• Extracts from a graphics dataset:
+++

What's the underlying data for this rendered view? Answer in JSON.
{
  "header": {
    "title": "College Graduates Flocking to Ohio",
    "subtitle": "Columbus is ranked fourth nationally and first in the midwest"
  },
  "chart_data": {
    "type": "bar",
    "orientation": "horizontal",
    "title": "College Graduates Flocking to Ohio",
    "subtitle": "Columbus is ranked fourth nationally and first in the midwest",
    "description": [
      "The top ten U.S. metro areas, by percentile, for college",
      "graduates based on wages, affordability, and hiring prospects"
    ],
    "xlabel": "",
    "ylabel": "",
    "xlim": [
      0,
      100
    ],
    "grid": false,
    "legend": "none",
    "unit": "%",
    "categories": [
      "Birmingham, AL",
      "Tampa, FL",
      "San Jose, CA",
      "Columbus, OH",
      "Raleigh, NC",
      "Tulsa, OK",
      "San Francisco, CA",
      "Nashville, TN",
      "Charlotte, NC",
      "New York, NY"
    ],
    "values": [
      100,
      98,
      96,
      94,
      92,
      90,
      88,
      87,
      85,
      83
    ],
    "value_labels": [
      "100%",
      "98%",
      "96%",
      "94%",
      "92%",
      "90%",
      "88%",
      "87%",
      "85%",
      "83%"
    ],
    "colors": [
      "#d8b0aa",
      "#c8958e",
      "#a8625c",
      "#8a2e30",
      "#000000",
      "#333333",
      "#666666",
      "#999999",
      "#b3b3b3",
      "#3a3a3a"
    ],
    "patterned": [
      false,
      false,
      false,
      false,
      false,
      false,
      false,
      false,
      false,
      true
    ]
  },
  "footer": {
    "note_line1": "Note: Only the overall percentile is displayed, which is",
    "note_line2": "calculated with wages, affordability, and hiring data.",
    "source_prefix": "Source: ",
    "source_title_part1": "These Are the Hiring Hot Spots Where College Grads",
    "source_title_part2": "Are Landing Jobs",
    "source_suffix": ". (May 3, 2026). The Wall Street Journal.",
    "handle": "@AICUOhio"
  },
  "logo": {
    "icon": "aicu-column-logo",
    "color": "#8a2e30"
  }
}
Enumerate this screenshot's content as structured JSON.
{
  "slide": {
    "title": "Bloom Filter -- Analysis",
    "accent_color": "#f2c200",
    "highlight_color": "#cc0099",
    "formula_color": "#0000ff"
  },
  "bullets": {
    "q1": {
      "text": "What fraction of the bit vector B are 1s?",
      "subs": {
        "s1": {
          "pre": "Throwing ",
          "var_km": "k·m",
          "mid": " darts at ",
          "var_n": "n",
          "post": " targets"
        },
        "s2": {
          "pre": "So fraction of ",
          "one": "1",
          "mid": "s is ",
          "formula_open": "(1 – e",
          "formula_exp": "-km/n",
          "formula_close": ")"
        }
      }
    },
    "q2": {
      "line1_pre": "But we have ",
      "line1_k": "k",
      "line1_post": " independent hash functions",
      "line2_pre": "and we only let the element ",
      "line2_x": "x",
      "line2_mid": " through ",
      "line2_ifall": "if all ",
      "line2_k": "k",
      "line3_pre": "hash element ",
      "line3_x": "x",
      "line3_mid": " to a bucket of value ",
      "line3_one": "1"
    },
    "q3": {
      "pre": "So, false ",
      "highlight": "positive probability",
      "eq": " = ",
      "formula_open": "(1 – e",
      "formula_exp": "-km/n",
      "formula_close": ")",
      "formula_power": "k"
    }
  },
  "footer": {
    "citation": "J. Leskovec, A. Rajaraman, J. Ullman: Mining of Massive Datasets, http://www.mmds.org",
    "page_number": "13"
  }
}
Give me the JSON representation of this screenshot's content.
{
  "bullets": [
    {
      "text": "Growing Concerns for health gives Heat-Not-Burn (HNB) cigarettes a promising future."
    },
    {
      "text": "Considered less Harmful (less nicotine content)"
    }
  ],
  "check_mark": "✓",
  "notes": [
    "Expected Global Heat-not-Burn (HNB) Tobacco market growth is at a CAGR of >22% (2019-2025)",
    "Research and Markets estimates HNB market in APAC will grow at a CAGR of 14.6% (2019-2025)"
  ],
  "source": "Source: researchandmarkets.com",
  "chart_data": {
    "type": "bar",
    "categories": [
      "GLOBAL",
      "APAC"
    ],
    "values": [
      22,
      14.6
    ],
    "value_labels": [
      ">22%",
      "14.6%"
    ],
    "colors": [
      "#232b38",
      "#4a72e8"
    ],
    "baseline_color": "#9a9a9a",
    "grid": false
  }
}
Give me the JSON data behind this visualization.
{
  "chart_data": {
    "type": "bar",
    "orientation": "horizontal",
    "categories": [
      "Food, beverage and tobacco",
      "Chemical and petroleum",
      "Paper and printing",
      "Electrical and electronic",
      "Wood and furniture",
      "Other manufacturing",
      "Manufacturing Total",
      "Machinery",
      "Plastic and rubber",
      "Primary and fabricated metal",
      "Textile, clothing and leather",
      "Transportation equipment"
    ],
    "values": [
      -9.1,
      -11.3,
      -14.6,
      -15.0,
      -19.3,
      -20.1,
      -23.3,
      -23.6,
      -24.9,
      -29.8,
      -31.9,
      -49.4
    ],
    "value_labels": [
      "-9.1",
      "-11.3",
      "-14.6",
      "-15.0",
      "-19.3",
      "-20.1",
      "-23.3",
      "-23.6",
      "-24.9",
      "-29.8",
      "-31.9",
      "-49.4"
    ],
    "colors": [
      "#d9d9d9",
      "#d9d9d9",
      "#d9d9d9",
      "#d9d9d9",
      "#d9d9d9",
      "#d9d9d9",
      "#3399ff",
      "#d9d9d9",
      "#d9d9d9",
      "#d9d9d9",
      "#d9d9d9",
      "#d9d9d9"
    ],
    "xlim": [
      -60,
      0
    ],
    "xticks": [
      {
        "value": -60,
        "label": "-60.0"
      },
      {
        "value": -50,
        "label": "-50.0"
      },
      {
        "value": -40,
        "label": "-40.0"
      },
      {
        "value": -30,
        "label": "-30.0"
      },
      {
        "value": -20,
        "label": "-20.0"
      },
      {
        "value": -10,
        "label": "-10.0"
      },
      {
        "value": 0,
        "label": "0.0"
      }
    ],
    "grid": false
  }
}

+++

• TASK REQUIREMENTS: Reproduce the material in full, with no word added or dropped.

• RESULT FOR THIS EXERCISE:
What's the underlying data for this rendered view? Answer in JSON.
{
  "header": {
    "title": "College Graduates Flocking to Ohio",
    "subtitle": "Columbus is ranked fourth nationally and first in the midwest"
  },
  "chart_data": {
    "type": "bar",
    "orientation": "horizontal",
    "title": "College Graduates Flocking to Ohio",
    "subtitle": "Columbus is ranked fourth nationally and first in the midwest",
    "description": [
      "The top ten U.S. metro areas, by percentile, for college",
      "graduates based on wages, affordability, and hiring prospects"
    ],
    "xlabel": "",
    "ylabel": "",
    "xlim": [
      0,
      100
    ],
    "grid": false,
    "legend": "none",
    "unit": "%",
    "categories": [
      "Birmingham, AL",
      "Tampa, FL",
      "San Jose, CA",
      "Columbus, OH",
      "Raleigh, NC",
      "Tulsa, OK",
      "San Francisco, CA",
      "Nashville, TN",
      "Charlotte, NC",
      "New York, NY"
    ],
    "values": [
      100,
      98,
      96,
      94,
      92,
      90,
      88,
      87,
      85,
      83
    ],
    "value_labels": [
      "100%",
      "98%",
      "96%",
      "94%",
      "92%",
      "90%",
      "88%",
      "87%",
      "85%",
      "83%"
    ],
    "colors": [
      "#d8b0aa",
      "#c8958e",
      "#a8625c",
      "#8a2e30",
      "#000000",
      "#333333",
      "#666666",
      "#999999",
      "#b3b3b3",
      "#3a3a3a"
    ],
    "patterned": [
      false,
      false,
      false,
      false,
      false,
      false,
      false,
      false,
      false,
      true
    ]
  },
  "footer": {
    "note_line1": "Note: Only the overall percentile is displayed, which is",
    "note_line2": "calculated with wages, affordability, and hiring data.",
    "source_prefix": "Source: ",
    "source_title_part1": "These Are the Hiring Hot Spots Where College Grads",
    "source_title_part2": "Are Landing Jobs",
    "source_suffix": ". (May 3, 2026). The Wall Street Journal.",
    "handle": "@AICUOhio"
  },
  "logo": {
    "icon": "aicu-column-logo",
    "color": "#8a2e30"
  }
}
Enumerate this screenshot's content as structured JSON.
{
  "slide": {
    "title": "Bloom Filter -- Analysis",
    "accent_color": "#f2c200",
    "highlight_color": "#cc0099",
    "formula_color": "#0000ff"
  },
  "bullets": {
    "q1": {
      "text": "What fraction of the bit vector B are 1s?",
      "subs": {
        "s1": {
          "pre": "Throwing ",
          "var_km": "k·m",
          "mid": " darts at ",
          "var_n": "n",
          "post": " targets"
        },
        "s2": {
          "pre": "So fraction of ",
          "one": "1",
          "mid": "s is ",
          "formula_open": "(1 – e",
          "formula_exp": "-km/n",
          "formula_close": ")"
        }
      }
    },
    "q2": {
      "line1_pre": "But we have ",
      "line1_k": "k",
      "line1_post": " independent hash functions",
      "line2_pre": "and we only let the element ",
      "line2_x": "x",
      "line2_mid": " through ",
      "line2_ifall": "if all ",
      "line2_k": "k",
      "line3_pre": "hash element ",
      "line3_x": "x",
      "line3_mid": " to a bucket of value ",
      "line3_one": "1"
    },
    "q3": {
      "pre": "So, false ",
      "highlight": "positive probability",
      "eq": " = ",
      "formula_open": "(1 – e",
      "formula_exp": "-km/n",
      "formula_close": ")",
      "formula_power": "k"
    }
  },
  "footer": {
    "citation": "J. Leskovec, A. Rajaraman, J. Ullman: Mining of Massive Datasets, http://www.mmds.org",
    "page_number": "13"
  }
}
Give me the JSON representation of this screenshot's content.
{
  "bullets": [
    {
      "text": "Growing Concerns for health gives Heat-Not-Burn (HNB) cigarettes a promising future."
    },
    {
      "text": "Considered less Harmful (less nicotine content)"
    }
  ],
  "check_mark": "✓",
  "notes": [
    "Expected Global Heat-not-Burn (HNB) Tobacco market growth is at a CAGR of >22% (2019-2025)",
    "Research and Markets estimates HNB market in APAC will grow at a CAGR of 14.6% (2019-2025)"
  ],
  "source": "Source: researchandmarkets.com",
  "chart_data": {
    "type": "bar",
    "categories": [
      "GLOBAL",
      "APAC"
    ],
    "values": [
      22,
      14.6
    ],
    "value_labels": [
      ">22%",
      "14.6%"
    ],
    "colors": [
      "#232b38",
      "#4a72e8"
    ],
    "baseline_color": "#9a9a9a",
    "grid": false
  }
}
Give me the JSON data behind this visualization.
{
  "chart_data": {
    "type": "bar",
    "orientation": "horizontal",
    "categories": [
      "Food, beverage and tobacco",
      "Chemical and petroleum",
      "Paper and printing",
      "Electrical and electronic",
      "Wood and furniture",
      "Other manufacturing",
      "Manufacturing Total",
      "Machinery",
      "Plastic and rubber",
      "Primary and fabricated metal",
      "Textile, clothing and leather",
      "Transportation equipment"
    ],
    "values": [
      -9.1,
      -11.3,
      -14.6,
      -15.0,
      -19.3,
      -20.1,
      -23.3,
      -23.6,
      -24.9,
      -29.8,
      -31.9,
      -49.4
    ],
    "value_labels": [
      "-9.1",
      "-11.3",
      "-14.6",
      "-15.0",
      "-19.3",
      "-20.1",
      "-23.3",
      "-23.6",
      "-24.9",
      "-29.8",
      "-31.9",
      "-49.4"
    ],
    "colors": [
      "#d9d9d9",
      "#d9d9d9",
      "#d9d9d9",
      "#d9d9d9",
      "#d9d9d9",
      "#d9d9d9",
      "#3399ff",
      "#d9d9d9",
      "#d9d9d9",
      "#d9d9d9",
      "#d9d9d9",
      "#d9d9d9"
    ],
    "xlim": [
      -60,
      0
    ],
    "xticks": [
      {
        "value": -60,
        "label": "-60.0"
      },
      {
        "value": -50,
        "label": "-50.0"
      },
      {
        "value": -40,
        "label": "-40.0"
      },
      {
        "value": -30,
        "label": "-30.0"
      },
      {
        "value": -20,
        "label": "-20.0"
      },
      {
        "value": -10,
        "label": "-10.0"
      },
      {
        "value": 0,
        "label": "0.0"
      }
    ],
    "grid": false
  }
}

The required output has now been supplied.